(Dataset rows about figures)
──────────────────────────────
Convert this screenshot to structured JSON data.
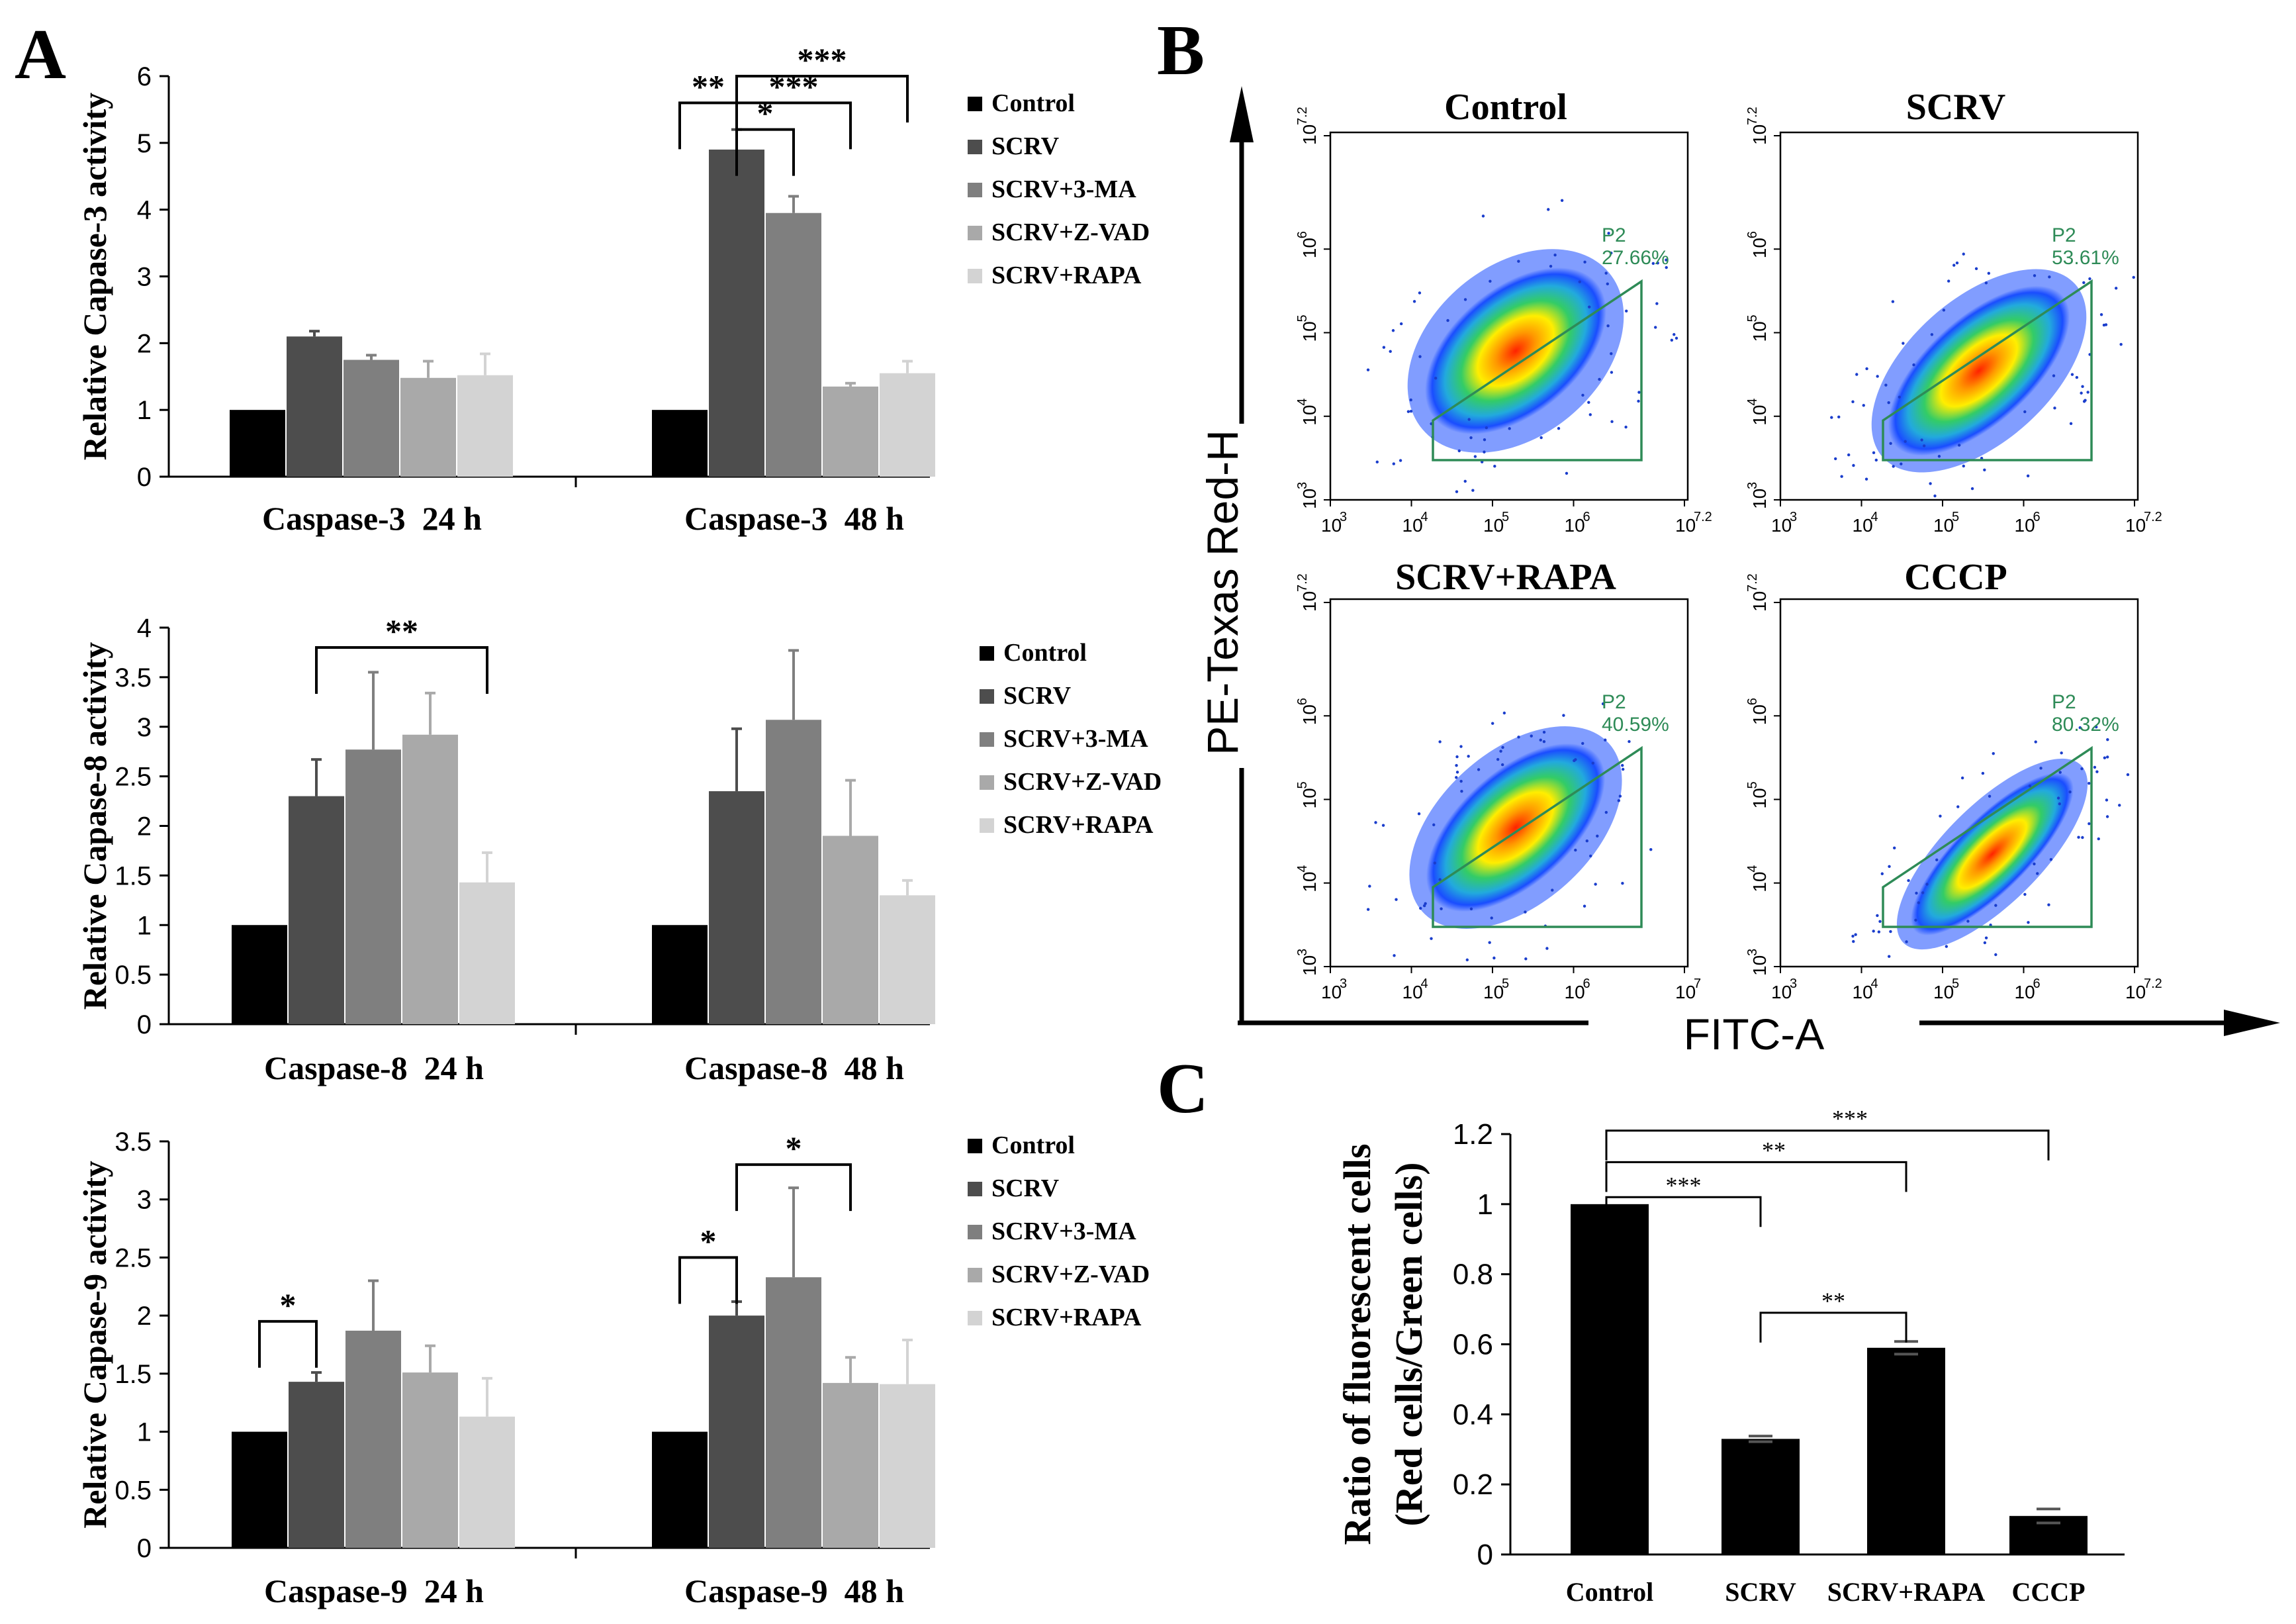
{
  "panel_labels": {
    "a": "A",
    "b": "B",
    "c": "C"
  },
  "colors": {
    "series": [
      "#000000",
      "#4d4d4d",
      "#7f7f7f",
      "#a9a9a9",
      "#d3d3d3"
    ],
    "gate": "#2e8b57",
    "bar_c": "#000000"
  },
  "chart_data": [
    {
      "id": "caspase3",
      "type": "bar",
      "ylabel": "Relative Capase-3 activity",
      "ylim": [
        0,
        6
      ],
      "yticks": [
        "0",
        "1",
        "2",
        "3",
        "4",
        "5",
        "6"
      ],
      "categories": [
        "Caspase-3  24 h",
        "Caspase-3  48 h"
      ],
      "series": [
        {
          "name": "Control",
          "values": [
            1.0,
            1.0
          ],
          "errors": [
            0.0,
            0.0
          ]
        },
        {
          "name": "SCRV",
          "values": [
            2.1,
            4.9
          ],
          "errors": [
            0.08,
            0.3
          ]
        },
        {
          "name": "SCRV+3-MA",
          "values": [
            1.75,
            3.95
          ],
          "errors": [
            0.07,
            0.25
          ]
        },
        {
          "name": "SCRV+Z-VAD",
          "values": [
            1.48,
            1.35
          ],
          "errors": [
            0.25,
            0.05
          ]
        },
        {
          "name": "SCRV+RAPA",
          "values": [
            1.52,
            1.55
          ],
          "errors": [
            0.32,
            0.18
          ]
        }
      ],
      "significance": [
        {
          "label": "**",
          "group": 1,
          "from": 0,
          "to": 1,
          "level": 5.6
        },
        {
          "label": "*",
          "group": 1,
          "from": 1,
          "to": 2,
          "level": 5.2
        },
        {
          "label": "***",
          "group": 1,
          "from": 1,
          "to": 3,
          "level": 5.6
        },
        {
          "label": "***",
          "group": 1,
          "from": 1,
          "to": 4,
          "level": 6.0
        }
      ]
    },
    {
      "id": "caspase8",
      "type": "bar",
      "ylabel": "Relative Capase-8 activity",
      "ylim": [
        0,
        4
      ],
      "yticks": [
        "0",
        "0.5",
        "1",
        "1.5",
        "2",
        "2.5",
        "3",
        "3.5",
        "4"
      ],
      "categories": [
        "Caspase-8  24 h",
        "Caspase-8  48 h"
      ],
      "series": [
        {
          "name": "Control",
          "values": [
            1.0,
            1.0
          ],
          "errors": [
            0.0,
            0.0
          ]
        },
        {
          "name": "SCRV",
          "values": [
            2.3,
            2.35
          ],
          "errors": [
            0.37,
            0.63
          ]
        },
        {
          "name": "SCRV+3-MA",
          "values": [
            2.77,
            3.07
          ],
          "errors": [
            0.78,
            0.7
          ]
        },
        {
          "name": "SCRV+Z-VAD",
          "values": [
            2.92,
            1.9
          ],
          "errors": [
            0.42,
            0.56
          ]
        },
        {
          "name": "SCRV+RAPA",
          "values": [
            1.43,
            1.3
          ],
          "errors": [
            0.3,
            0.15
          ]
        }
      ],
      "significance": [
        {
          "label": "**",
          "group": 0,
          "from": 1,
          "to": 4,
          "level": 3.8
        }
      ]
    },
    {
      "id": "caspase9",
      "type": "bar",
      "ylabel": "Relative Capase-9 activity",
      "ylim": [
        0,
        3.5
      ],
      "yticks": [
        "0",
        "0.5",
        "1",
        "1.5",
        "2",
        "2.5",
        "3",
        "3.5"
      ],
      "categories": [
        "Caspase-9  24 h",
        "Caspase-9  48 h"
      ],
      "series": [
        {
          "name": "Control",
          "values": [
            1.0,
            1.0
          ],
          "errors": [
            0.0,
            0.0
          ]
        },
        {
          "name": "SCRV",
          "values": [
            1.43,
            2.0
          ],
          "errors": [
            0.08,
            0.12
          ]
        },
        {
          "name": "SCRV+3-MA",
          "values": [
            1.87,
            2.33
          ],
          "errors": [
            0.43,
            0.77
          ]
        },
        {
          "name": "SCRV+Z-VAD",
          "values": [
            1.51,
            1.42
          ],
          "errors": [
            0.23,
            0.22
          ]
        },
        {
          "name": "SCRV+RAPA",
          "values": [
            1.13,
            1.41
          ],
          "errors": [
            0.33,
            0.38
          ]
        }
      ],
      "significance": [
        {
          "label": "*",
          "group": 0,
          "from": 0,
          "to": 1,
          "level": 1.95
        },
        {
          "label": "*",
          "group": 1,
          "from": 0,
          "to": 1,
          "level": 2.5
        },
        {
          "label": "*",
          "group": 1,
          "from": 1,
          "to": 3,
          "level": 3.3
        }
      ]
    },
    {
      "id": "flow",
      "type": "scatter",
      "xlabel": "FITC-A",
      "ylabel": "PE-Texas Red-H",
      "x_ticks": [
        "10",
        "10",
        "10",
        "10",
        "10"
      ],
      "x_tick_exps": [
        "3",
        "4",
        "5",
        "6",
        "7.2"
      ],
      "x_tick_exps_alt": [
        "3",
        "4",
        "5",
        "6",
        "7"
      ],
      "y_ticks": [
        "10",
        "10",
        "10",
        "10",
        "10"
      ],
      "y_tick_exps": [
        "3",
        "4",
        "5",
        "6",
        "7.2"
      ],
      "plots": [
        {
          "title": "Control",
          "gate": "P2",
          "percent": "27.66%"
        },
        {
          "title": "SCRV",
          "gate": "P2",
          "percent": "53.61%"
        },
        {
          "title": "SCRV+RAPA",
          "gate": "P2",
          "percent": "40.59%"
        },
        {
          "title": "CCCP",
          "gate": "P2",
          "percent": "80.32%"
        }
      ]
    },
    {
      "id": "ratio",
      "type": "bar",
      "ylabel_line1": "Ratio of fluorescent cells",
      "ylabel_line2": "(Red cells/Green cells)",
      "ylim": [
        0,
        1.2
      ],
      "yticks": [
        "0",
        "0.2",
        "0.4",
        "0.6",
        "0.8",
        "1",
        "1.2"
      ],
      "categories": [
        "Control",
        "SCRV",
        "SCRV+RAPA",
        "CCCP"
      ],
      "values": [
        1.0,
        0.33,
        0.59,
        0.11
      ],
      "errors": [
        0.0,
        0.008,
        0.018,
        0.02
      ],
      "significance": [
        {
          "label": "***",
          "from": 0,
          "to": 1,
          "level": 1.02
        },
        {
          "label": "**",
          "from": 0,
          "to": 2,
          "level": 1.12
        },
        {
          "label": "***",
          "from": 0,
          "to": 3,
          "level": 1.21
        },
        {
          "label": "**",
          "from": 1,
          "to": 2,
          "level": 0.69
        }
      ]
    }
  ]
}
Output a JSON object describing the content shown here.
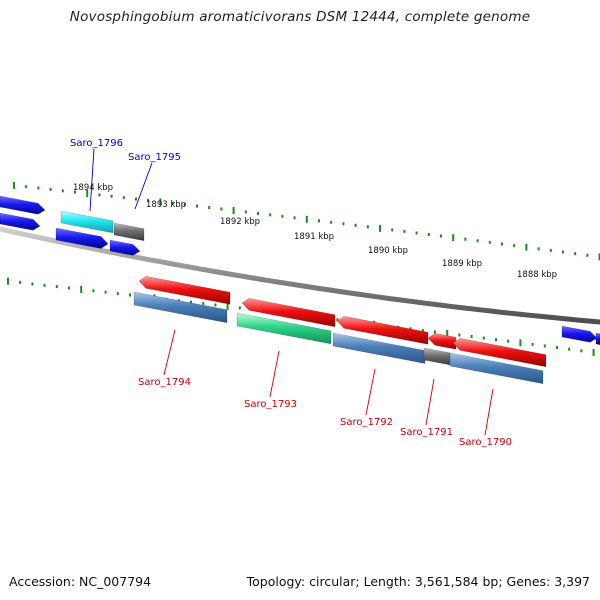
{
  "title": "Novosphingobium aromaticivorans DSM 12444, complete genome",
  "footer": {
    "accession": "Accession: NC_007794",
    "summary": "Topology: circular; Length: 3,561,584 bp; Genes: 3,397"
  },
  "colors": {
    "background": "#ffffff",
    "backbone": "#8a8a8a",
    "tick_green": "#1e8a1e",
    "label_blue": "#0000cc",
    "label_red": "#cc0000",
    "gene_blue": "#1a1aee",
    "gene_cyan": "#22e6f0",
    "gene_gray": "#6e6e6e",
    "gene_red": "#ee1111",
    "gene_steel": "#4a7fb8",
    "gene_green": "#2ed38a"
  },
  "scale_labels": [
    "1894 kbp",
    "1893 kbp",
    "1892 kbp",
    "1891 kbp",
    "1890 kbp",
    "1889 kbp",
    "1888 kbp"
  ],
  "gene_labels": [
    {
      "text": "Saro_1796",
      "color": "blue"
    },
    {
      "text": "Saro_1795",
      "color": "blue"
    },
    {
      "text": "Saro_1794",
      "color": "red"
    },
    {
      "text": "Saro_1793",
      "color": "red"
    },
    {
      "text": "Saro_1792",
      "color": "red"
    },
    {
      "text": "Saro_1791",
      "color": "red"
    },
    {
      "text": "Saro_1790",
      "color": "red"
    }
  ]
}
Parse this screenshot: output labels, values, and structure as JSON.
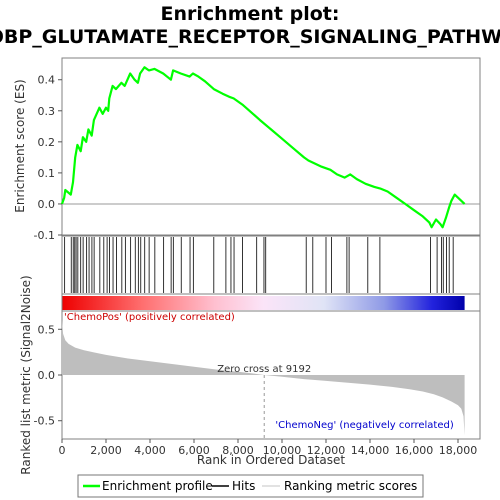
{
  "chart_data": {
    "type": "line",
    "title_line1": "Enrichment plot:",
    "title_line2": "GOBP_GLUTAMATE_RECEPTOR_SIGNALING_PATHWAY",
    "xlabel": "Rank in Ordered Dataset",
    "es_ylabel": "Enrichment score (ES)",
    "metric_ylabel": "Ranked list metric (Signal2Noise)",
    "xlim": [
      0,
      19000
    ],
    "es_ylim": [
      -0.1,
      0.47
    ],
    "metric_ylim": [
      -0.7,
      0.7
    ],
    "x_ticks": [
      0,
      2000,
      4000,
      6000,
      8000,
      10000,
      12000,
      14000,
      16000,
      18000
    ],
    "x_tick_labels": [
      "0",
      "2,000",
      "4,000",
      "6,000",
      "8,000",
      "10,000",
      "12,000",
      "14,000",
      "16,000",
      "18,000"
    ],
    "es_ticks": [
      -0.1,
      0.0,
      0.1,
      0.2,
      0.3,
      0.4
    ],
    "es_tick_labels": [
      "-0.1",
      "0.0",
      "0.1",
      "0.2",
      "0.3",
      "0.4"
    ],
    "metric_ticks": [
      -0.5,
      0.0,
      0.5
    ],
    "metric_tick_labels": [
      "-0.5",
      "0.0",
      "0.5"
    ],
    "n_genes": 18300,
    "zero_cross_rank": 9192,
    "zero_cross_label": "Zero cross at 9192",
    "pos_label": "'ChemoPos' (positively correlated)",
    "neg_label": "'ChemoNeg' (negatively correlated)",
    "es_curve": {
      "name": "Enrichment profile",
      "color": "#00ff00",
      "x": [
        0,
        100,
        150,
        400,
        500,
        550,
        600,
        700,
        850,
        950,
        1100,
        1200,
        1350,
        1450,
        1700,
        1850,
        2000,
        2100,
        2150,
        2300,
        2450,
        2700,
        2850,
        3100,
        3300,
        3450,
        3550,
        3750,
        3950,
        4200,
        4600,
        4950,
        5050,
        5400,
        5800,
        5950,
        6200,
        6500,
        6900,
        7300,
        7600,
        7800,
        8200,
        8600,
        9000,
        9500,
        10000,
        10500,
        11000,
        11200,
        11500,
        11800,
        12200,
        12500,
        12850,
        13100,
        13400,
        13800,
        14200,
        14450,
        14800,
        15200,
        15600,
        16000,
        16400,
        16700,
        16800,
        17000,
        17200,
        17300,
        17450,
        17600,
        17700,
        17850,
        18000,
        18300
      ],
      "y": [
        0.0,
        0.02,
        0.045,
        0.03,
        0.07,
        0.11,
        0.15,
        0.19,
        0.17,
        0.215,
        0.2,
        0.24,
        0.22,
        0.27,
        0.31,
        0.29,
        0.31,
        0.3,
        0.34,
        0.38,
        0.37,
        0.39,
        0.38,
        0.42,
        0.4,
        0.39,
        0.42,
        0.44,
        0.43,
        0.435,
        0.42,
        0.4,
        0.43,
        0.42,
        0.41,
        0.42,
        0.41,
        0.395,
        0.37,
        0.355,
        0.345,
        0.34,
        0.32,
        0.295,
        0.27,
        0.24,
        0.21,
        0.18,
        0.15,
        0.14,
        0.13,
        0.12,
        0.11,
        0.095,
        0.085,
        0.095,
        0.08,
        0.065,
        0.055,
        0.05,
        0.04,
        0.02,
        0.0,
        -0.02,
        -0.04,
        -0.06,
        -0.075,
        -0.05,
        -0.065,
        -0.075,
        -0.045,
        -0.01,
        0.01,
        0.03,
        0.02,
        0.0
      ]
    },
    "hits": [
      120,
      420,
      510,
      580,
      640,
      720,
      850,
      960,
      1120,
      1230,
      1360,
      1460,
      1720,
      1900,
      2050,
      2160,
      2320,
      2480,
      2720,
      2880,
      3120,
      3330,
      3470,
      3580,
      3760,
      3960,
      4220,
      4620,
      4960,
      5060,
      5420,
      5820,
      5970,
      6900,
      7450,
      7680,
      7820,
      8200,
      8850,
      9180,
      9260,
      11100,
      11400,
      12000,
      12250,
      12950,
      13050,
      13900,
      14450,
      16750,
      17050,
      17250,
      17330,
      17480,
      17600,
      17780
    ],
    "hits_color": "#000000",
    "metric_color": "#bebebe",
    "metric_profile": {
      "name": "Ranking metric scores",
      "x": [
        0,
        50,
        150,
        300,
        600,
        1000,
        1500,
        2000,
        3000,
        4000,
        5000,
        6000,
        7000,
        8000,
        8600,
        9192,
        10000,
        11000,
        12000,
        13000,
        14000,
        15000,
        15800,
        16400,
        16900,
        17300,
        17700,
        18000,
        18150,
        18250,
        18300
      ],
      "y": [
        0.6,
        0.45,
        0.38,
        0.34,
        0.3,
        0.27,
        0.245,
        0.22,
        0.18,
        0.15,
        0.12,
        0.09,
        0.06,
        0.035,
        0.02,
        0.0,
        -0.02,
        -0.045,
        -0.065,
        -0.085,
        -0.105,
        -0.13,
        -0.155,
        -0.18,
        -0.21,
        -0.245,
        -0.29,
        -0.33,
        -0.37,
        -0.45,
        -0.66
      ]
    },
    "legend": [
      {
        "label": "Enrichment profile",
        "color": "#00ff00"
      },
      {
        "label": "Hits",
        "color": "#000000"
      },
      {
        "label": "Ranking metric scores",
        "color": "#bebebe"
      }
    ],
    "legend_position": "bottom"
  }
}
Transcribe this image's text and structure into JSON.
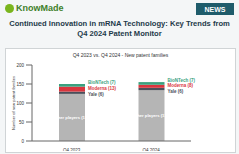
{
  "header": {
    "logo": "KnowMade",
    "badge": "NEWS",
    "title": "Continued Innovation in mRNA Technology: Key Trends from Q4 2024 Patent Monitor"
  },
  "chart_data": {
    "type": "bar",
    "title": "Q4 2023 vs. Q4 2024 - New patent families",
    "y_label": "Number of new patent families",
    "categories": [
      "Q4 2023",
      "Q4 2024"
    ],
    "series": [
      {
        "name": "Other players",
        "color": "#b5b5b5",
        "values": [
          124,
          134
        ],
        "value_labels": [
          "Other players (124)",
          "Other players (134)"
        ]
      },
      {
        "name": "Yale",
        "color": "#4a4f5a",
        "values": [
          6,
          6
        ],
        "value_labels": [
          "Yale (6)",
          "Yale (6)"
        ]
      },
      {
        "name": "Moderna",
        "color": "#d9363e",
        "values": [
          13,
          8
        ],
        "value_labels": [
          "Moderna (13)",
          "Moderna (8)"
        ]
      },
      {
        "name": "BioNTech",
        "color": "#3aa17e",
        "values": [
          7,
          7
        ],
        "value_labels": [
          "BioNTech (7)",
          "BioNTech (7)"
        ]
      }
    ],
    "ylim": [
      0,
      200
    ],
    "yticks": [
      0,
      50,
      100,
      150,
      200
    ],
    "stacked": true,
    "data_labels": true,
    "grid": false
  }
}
──────────────────────────────
**What you need to do:**
Among the lines of the data, identify those with the word "correlated". Copy each of them.

**Worked solution:**
    "pos_label": "'ChemoPos' (positively correlated)",
    "neg_label": "'ChemoNeg' (negatively correlated)",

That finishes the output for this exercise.